[BEGIN MATERIALS PROVIDED]
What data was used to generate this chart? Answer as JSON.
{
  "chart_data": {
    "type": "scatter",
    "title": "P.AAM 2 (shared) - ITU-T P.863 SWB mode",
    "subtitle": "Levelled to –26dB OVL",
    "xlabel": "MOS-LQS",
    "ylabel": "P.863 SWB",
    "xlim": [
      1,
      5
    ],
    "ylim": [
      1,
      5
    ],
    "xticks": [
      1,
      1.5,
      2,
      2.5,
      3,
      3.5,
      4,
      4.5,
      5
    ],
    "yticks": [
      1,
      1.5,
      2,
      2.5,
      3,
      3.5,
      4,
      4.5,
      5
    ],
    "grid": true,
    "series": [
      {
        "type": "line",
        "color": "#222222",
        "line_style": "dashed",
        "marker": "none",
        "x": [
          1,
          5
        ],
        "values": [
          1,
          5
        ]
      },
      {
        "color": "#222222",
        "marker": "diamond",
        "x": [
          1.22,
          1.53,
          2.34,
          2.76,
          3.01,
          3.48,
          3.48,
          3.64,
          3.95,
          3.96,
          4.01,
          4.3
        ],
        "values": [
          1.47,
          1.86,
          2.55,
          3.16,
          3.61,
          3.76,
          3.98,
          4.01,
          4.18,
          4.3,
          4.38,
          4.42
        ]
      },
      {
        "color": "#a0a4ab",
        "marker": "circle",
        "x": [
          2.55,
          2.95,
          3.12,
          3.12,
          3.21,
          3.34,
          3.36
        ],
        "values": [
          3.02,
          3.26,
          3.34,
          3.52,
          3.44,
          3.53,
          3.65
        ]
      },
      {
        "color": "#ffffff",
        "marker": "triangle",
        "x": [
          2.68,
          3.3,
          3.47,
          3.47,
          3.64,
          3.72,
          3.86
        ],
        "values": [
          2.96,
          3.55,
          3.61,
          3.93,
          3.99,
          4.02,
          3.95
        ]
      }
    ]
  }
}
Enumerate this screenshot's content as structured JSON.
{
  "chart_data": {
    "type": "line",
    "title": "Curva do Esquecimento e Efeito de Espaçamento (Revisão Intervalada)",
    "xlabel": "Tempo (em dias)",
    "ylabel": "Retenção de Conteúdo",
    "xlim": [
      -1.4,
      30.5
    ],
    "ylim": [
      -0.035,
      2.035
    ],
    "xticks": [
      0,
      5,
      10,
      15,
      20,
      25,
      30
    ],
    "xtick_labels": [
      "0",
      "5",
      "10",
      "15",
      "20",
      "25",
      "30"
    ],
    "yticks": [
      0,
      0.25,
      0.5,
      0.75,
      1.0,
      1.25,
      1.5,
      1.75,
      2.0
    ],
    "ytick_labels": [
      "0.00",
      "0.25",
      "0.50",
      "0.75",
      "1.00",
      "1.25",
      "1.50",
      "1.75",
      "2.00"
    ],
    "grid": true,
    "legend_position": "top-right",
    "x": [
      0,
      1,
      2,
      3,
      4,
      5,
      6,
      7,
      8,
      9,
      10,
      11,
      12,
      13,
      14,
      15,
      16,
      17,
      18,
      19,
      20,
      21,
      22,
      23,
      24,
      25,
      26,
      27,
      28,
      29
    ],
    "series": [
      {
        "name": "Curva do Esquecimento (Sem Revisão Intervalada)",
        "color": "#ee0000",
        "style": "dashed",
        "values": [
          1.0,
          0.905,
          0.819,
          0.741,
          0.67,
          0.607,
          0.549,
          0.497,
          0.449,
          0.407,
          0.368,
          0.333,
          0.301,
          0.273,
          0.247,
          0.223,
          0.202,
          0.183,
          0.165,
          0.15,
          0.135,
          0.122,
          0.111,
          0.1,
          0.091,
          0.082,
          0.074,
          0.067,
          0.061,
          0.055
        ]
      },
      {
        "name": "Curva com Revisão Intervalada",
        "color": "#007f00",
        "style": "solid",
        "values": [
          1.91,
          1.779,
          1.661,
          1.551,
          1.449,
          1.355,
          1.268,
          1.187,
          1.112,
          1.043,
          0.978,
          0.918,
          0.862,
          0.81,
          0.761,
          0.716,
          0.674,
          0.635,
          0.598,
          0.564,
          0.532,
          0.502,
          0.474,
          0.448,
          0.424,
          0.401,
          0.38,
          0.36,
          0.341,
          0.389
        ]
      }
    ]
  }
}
[END MATERIALS PROVIDED]
Give only the number of lines in the records that include the word "ylabel".

2